<<<<
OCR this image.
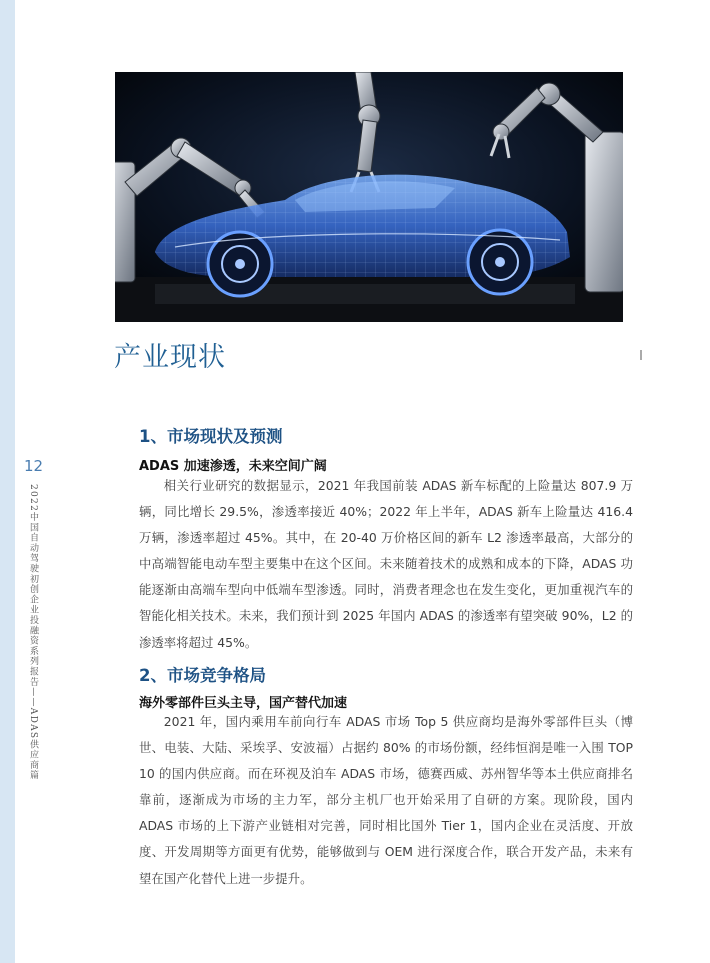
12
2022中国自动驾驶初创企业投融资系列报告——ADAS供应商篇
产业现状
1、市场现状及预测
ADAS 加速渗透，未来空间广阔

相关行业研究的数据显示，2021 年我国前装 ADAS 新车标配的上险量达 807.9 万辆，同比增长 29.5%，渗透率接近 40%；2022 年上半年，ADAS 新车上险量达 416.4 万辆，渗透率超过 45%。其中，在 20-40 万价格区间的新车 L2 渗透率最高，大部分的中高端智能电动车型主要集中在这个区间。未来随着技术的成熟和成本的下降，ADAS 功能逐渐由高端车型向中低端车型渗透。同时，消费者理念也在发生变化，更加重视汽车的智能化相关技术。未来，我们预计到 2025 年国内 ADAS 的渗透率有望突破 90%，L2 的渗透率将超过 45%。

2、市场竞争格局
海外零部件巨头主导，国产替代加速

2021 年，国内乘用车前向行车 ADAS 市场 Top 5 供应商均是海外零部件巨头（博世、电装、大陆、采埃孚、安波福）占据约 80% 的市场份额，经纬恒润是唯一入围 TOP 10 的国内供应商。而在环视及泊车 ADAS 市场，德赛西威、苏州智华等本土供应商排名靠前，逐渐成为市场的主力军，部分主机厂也开始采用了自研的方案。现阶段，国内 ADAS 市场的上下游产业链相对完善，同时相比国外 Tier 1，国内企业在灵活度、开放度、开发周期等方面更有优势，能够做到与 OEM 进行深度合作，联合开发产品，未来有望在国产化替代上进一步提升。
>>>>
GOAL OF THE EXERCISE — Return each line from the material above exactly, but not the pictures.

RESPONSE TO THIS TASK —
OCR this image.
12
2022中国自动驾驶初创企业投融资系列报告——ADAS供应商篇
产业现状
1、市场现状及预测
ADAS 加速渗透，未来空间广阔

相关行业研究的数据显示，2021 年我国前装 ADAS 新车标配的上险量达 807.9 万辆，同比增长 29.5%，渗透率接近 40%；2022 年上半年，ADAS 新车上险量达 416.4 万辆，渗透率超过 45%。其中，在 20-40 万价格区间的新车 L2 渗透率最高，大部分的中高端智能电动车型主要集中在这个区间。未来随着技术的成熟和成本的下降，ADAS 功能逐渐由高端车型向中低端车型渗透。同时，消费者理念也在发生变化，更加重视汽车的智能化相关技术。未来，我们预计到 2025 年国内 ADAS 的渗透率有望突破 90%，L2 的渗透率将超过 45%。

2、市场竞争格局
海外零部件巨头主导，国产替代加速

2021 年，国内乘用车前向行车 ADAS 市场 Top 5 供应商均是海外零部件巨头（博世、电装、大陆、采埃孚、安波福）占据约 80% 的市场份额，经纬恒润是唯一入围 TOP 10 的国内供应商。而在环视及泊车 ADAS 市场，德赛西威、苏州智华等本土供应商排名靠前，逐渐成为市场的主力军，部分主机厂也开始采用了自研的方案。现阶段，国内 ADAS 市场的上下游产业链相对完善，同时相比国外 Tier 1，国内企业在灵活度、开放度、开发周期等方面更有优势，能够做到与 OEM 进行深度合作，联合开发产品，未来有望在国产化替代上进一步提升。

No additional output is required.